[Stored data entries]

____

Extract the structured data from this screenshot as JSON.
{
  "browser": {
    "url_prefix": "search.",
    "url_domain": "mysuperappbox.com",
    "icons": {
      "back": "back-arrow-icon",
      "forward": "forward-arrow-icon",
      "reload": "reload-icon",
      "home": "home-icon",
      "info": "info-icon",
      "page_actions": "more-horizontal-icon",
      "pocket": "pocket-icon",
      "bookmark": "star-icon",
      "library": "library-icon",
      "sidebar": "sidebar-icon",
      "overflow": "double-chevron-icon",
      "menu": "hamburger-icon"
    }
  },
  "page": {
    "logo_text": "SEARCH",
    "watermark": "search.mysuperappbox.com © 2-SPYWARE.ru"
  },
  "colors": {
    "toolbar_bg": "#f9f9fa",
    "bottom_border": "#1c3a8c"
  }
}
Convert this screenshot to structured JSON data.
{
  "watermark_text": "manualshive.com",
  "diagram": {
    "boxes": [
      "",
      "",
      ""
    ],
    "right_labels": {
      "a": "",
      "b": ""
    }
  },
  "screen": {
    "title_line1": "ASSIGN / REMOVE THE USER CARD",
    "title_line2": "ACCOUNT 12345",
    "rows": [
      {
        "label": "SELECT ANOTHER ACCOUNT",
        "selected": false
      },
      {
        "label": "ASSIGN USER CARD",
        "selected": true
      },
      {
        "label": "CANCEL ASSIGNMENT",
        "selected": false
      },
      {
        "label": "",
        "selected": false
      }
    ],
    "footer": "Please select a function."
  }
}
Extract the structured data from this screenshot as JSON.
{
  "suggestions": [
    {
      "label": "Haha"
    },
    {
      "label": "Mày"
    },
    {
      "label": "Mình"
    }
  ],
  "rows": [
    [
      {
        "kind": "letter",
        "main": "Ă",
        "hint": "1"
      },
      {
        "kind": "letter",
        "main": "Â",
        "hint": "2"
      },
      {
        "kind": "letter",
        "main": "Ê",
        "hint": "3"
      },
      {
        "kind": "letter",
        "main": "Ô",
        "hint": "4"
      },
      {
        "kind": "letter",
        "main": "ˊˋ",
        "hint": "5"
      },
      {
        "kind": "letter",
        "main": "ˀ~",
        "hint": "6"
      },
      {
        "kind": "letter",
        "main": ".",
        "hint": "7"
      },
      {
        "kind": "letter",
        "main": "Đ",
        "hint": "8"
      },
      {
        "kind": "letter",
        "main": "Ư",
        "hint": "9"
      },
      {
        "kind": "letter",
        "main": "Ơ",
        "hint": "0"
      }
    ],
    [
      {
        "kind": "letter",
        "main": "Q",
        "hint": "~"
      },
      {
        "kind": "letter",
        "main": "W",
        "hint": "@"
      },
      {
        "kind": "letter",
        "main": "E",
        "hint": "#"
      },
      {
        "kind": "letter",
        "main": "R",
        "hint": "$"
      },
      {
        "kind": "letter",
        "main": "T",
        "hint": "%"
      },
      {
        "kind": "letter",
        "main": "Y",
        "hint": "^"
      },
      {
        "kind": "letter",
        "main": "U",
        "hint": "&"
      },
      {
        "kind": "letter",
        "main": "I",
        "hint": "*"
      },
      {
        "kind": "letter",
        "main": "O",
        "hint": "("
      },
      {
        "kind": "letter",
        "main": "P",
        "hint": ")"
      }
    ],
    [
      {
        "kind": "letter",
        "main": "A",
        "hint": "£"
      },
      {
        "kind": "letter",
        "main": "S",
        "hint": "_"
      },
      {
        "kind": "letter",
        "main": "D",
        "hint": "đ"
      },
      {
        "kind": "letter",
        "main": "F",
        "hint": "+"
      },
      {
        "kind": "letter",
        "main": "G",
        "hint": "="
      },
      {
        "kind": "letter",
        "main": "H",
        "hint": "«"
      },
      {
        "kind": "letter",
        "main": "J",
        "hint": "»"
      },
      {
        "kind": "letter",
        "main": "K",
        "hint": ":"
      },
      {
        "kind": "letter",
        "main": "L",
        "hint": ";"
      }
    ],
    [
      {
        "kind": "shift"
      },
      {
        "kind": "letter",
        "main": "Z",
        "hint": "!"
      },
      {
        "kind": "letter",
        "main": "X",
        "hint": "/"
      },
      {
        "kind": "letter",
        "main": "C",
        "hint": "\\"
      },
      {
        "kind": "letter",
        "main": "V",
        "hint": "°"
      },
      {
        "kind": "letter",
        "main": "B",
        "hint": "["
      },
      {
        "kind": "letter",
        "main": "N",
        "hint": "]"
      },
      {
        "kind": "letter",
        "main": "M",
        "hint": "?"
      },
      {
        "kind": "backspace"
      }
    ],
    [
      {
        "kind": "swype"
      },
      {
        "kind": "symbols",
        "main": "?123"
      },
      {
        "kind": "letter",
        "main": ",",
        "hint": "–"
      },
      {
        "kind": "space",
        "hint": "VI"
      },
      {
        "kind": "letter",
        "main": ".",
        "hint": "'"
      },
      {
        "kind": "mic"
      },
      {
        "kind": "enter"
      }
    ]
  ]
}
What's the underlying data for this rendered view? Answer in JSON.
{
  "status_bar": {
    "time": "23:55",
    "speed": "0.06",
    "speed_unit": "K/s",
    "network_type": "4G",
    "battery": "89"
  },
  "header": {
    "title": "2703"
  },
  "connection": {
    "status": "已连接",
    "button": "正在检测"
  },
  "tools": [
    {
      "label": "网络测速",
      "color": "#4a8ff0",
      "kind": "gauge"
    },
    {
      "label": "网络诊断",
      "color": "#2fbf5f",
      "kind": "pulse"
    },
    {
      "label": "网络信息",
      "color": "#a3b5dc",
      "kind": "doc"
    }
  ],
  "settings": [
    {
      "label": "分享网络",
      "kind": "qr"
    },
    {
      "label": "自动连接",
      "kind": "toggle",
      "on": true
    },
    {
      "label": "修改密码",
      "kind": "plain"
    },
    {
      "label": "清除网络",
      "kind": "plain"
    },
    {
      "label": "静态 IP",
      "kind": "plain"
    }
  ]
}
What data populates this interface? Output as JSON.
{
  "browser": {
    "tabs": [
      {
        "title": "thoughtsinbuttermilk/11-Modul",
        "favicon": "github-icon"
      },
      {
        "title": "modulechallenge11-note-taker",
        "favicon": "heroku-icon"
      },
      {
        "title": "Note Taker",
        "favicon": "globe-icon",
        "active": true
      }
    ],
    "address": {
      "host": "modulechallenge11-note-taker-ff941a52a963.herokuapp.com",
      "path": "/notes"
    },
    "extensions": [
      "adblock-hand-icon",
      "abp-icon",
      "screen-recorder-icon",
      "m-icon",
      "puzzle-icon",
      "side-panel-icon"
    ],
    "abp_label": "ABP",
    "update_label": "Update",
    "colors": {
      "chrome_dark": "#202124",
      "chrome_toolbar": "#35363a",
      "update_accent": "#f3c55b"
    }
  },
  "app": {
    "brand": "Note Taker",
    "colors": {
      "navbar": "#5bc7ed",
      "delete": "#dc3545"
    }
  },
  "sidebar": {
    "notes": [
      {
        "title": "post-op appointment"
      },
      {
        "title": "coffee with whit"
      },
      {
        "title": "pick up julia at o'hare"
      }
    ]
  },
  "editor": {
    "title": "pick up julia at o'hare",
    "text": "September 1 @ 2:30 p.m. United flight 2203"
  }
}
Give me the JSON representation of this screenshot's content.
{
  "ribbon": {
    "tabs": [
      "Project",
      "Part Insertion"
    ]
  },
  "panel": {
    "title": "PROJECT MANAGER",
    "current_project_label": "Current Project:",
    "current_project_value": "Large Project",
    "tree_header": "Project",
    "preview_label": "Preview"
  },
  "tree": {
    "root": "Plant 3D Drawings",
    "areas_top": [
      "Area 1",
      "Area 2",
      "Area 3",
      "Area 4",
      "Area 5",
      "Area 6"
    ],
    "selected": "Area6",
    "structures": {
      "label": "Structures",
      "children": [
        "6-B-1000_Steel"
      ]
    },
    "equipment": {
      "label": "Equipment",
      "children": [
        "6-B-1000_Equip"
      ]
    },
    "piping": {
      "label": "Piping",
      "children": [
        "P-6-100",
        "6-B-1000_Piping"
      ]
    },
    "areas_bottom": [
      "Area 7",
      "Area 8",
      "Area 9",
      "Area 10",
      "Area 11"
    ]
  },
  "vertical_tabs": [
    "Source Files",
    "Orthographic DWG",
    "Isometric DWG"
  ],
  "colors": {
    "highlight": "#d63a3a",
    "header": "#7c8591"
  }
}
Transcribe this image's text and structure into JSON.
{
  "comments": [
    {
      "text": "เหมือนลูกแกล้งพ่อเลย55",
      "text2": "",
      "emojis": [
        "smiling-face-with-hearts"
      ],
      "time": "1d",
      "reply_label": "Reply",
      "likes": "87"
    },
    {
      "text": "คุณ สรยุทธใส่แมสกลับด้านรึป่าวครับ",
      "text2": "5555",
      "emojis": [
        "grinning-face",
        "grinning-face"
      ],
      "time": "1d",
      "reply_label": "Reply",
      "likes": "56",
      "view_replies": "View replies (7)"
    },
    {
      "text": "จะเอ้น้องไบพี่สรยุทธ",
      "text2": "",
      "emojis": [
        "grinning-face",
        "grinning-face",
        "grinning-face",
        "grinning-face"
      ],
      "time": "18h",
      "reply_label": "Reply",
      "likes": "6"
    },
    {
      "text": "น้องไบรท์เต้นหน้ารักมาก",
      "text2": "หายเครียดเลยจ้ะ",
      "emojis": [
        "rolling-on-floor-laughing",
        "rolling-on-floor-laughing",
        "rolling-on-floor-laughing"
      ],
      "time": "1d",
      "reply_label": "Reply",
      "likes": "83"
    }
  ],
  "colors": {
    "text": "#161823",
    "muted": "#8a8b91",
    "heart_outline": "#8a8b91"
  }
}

____

• _Task to carry out_
Each line from the one containing "Transcribe this image's" through the end of the entries, both included, is to be returned exactly, with no other lines.

• _Result of this exercise_
Transcribe this image's text and structure into JSON.
{
  "comments": [
    {
      "text": "เหมือนลูกแกล้งพ่อเลย55",
      "text2": "",
      "emojis": [
        "smiling-face-with-hearts"
      ],
      "time": "1d",
      "reply_label": "Reply",
      "likes": "87"
    },
    {
      "text": "คุณ สรยุทธใส่แมสกลับด้านรึป่าวครับ",
      "text2": "5555",
      "emojis": [
        "grinning-face",
        "grinning-face"
      ],
      "time": "1d",
      "reply_label": "Reply",
      "likes": "56",
      "view_replies": "View replies (7)"
    },
    {
      "text": "จะเอ้น้องไบพี่สรยุทธ",
      "text2": "",
      "emojis": [
        "grinning-face",
        "grinning-face",
        "grinning-face",
        "grinning-face"
      ],
      "time": "18h",
      "reply_label": "Reply",
      "likes": "6"
    },
    {
      "text": "น้องไบรท์เต้นหน้ารักมาก",
      "text2": "หายเครียดเลยจ้ะ",
      "emojis": [
        "rolling-on-floor-laughing",
        "rolling-on-floor-laughing",
        "rolling-on-floor-laughing"
      ],
      "time": "1d",
      "reply_label": "Reply",
      "likes": "83"
    }
  ],
  "colors": {
    "text": "#161823",
    "muted": "#8a8b91",
    "heart_outline": "#8a8b91"
  }
}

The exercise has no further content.